» **Given problem**:
Copy every entry word for word. Skip the pictures.

» **Data for the task**:
++++++++++

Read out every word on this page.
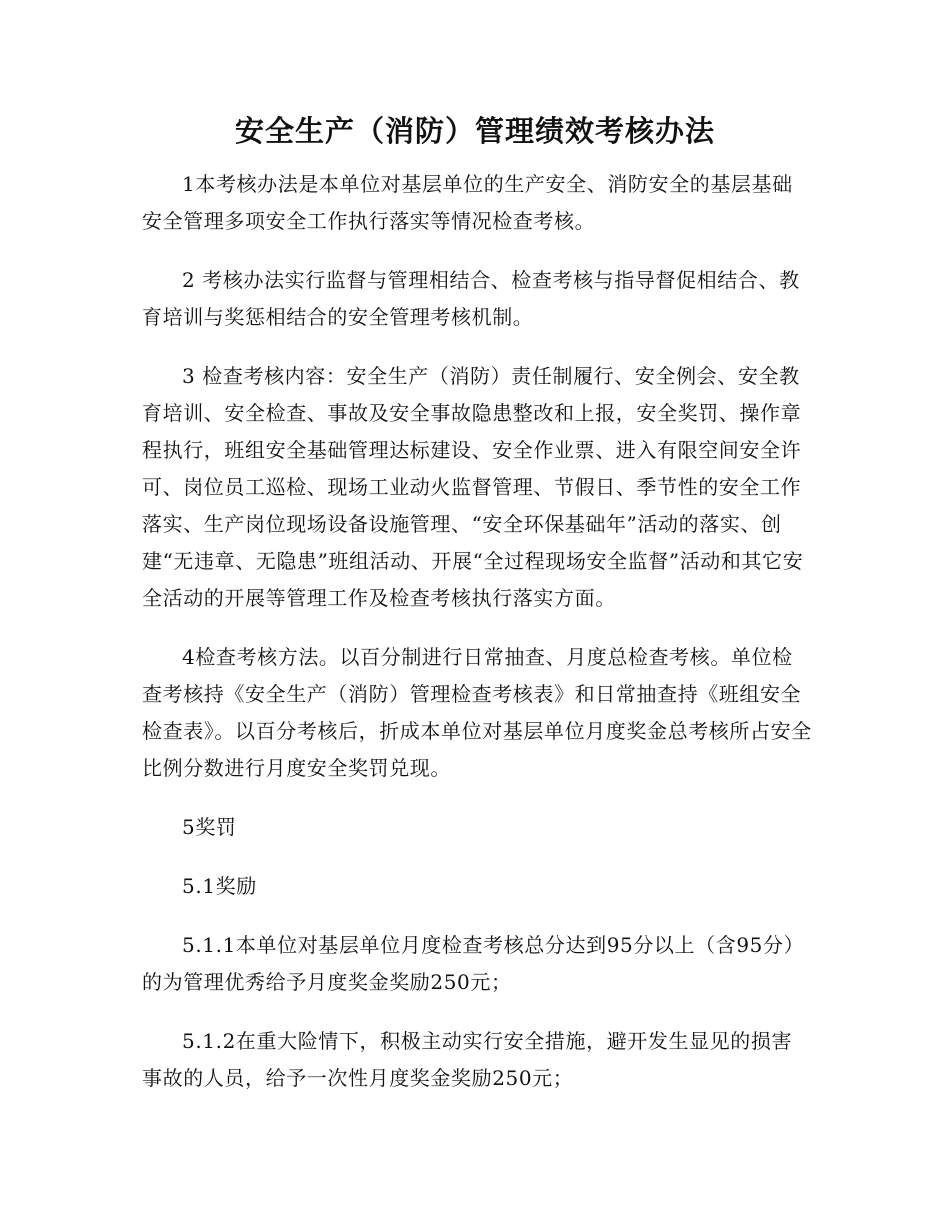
安全生产（消防）管理绩效考核办法

1本考核办法是本单位对基层单位的生产安全、消防安全的基层基础安全管理多项安全工作执行落实等情况检查考核。

2 考核办法实行监督与管理相结合、检查考核与指导督促相结合、教育培训与奖惩相结合的安全管理考核机制。

3 检查考核内容：安全生产（消防）责任制履行、安全例会、安全教育培训、安全检查、事故及安全事故隐患整改和上报，安全奖罚、操作章程执行，班组安全基础管理达标建设、安全作业票、进入有限空间安全许可、岗位员工巡检、现场工业动火监督管理、节假日、季节性的安全工作落实、生产岗位现场设备设施管理、“安全环保基础年”活动的落实、创建“无违章、无隐患”班组活动、开展“全过程现场安全监督”活动和其它安全活动的开展等管理工作及检查考核执行落实方面。

4检查考核方法。以百分制进行日常抽查、月度总检查考核。单位检查考核持《安全生产（消防）管理检查考核表》和日常抽查持《班组安全检查表》。以百分考核后，折成本单位对基层单位月度奖金总考核所占安全比例分数进行月度安全奖罚兑现。

5奖罚

5.1奖励

5.1.1本单位对基层单位月度检查考核总分达到95分以上（含95分）的为管理优秀给予月度奖金奖励250元；

5.1.2在重大险情下，积极主动实行安全措施，避开发生显见的损害事故的人员，给予一次性月度奖金奖励250元；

++++++++++

» **Result**:
Read out every word on this page.
安全生产（消防）管理绩效考核办法

1本考核办法是本单位对基层单位的生产安全、消防安全的基层基础安全管理多项安全工作执行落实等情况检查考核。

2 考核办法实行监督与管理相结合、检查考核与指导督促相结合、教育培训与奖惩相结合的安全管理考核机制。

3 检查考核内容：安全生产（消防）责任制履行、安全例会、安全教育培训、安全检查、事故及安全事故隐患整改和上报，安全奖罚、操作章程执行，班组安全基础管理达标建设、安全作业票、进入有限空间安全许可、岗位员工巡检、现场工业动火监督管理、节假日、季节性的安全工作落实、生产岗位现场设备设施管理、“安全环保基础年”活动的落实、创建“无违章、无隐患”班组活动、开展“全过程现场安全监督”活动和其它安全活动的开展等管理工作及检查考核执行落实方面。

4检查考核方法。以百分制进行日常抽查、月度总检查考核。单位检查考核持《安全生产（消防）管理检查考核表》和日常抽查持《班组安全检查表》。以百分考核后，折成本单位对基层单位月度奖金总考核所占安全比例分数进行月度安全奖罚兑现。

5奖罚

5.1奖励

5.1.1本单位对基层单位月度检查考核总分达到95分以上（含95分）的为管理优秀给予月度奖金奖励250元；

5.1.2在重大险情下，积极主动实行安全措施，避开发生显见的损害事故的人员，给予一次性月度奖金奖励250元；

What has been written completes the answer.